Repeat, exactly and completely, the material that follows. Omit the pictures.

**MATERIAL PROVIDED:**

--

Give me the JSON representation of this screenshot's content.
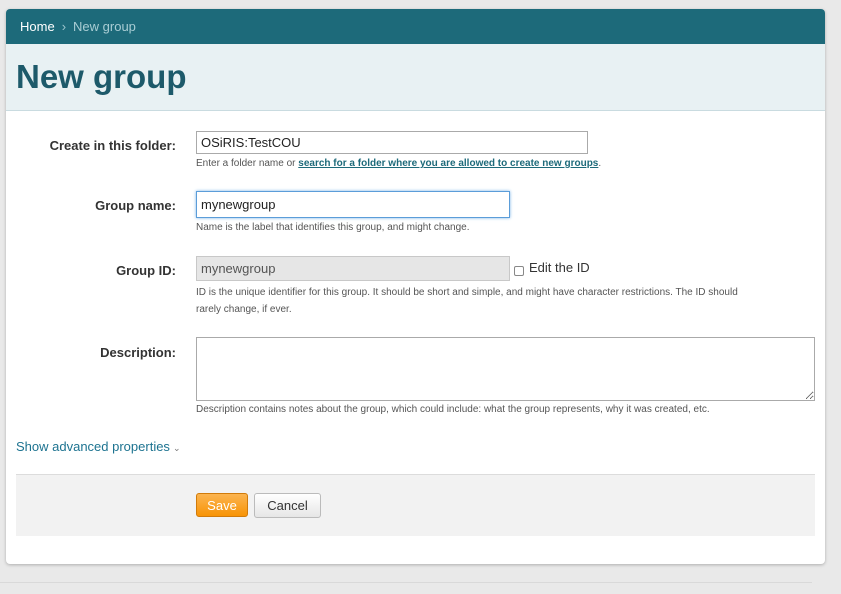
{
  "breadcrumb": {
    "home": "Home",
    "separator": "›",
    "current": "New group"
  },
  "page_title": "New group",
  "form": {
    "folder": {
      "label": "Create in this folder:",
      "value": "OSiRIS:TestCOU",
      "help_prefix": "Enter a folder name or ",
      "help_link": "search for a folder where you are allowed to create new groups",
      "help_suffix": "."
    },
    "group_name": {
      "label": "Group name:",
      "value": "mynewgroup",
      "help": "Name is the label that identifies this group, and might change."
    },
    "group_id": {
      "label": "Group ID:",
      "value": "mynewgroup",
      "checkbox_label": "Edit the ID",
      "help_line1": "ID is the unique identifier for this group. It should be short and simple, and might have character restrictions. The ID should",
      "help_line2": "rarely change, if ever."
    },
    "description": {
      "label": "Description:",
      "value": "",
      "help": "Description contains notes about the group, which could include: what the group represents, why it was created, etc."
    }
  },
  "advanced_link": "Show advanced properties",
  "buttons": {
    "save": "Save",
    "cancel": "Cancel"
  },
  "colors": {
    "header": "#1d6a7a",
    "title": "#1d5a6a",
    "save": "#f89406"
  }
}
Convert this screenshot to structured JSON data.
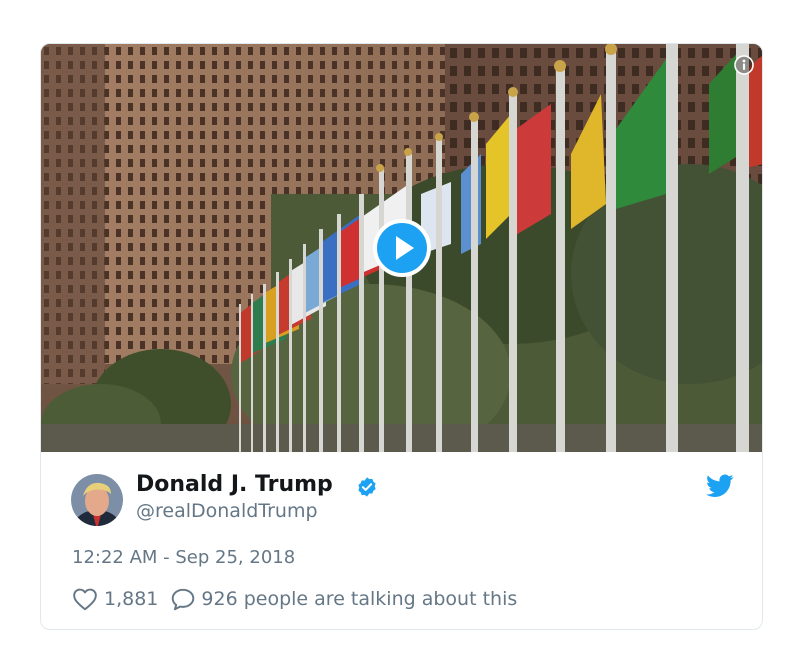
{
  "tweet": {
    "author_name": "Donald J. Trump",
    "author_handle": "@realDonaldTrump",
    "timestamp": "12:22 AM - Sep 25, 2018",
    "like_count": "1,881",
    "conversation_text": "926 people are talking about this"
  },
  "icons": {
    "like": "heart-icon",
    "reply": "speech-bubble-icon",
    "brand": "twitter-bird-icon",
    "verified": "verified-badge-icon",
    "info": "info-icon",
    "play": "play-icon"
  },
  "colors": {
    "name_text": "#14171a",
    "secondary_text": "#657786",
    "brand_blue": "#1da1f2",
    "border": "#e1e8ed"
  }
}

--

**EXPECTED ANSWER:**
Give me the JSON representation of this screenshot's content.
{
  "breadcrumb": {
    "home": "Home",
    "separator": "›",
    "current": "New group"
  },
  "page_title": "New group",
  "form": {
    "folder": {
      "label": "Create in this folder:",
      "value": "OSiRIS:TestCOU",
      "help_prefix": "Enter a folder name or ",
      "help_link": "search for a folder where you are allowed to create new groups",
      "help_suffix": "."
    },
    "group_name": {
      "label": "Group name:",
      "value": "mynewgroup",
      "help": "Name is the label that identifies this group, and might change."
    },
    "group_id": {
      "label": "Group ID:",
      "value": "mynewgroup",
      "checkbox_label": "Edit the ID",
      "help_line1": "ID is the unique identifier for this group. It should be short and simple, and might have character restrictions. The ID should",
      "help_line2": "rarely change, if ever."
    },
    "description": {
      "label": "Description:",
      "value": "",
      "help": "Description contains notes about the group, which could include: what the group represents, why it was created, etc."
    }
  },
  "advanced_link": "Show advanced properties",
  "buttons": {
    "save": "Save",
    "cancel": "Cancel"
  },
  "colors": {
    "header": "#1d6a7a",
    "title": "#1d5a6a",
    "save": "#f89406"
  }
}
Convert this screenshot to structured JSON data.
{
  "tweet": {
    "author_name": "Donald J. Trump",
    "author_handle": "@realDonaldTrump",
    "timestamp": "12:22 AM - Sep 25, 2018",
    "like_count": "1,881",
    "conversation_text": "926 people are talking about this"
  },
  "icons": {
    "like": "heart-icon",
    "reply": "speech-bubble-icon",
    "brand": "twitter-bird-icon",
    "verified": "verified-badge-icon",
    "info": "info-icon",
    "play": "play-icon"
  },
  "colors": {
    "name_text": "#14171a",
    "secondary_text": "#657786",
    "brand_blue": "#1da1f2",
    "border": "#e1e8ed"
  }
}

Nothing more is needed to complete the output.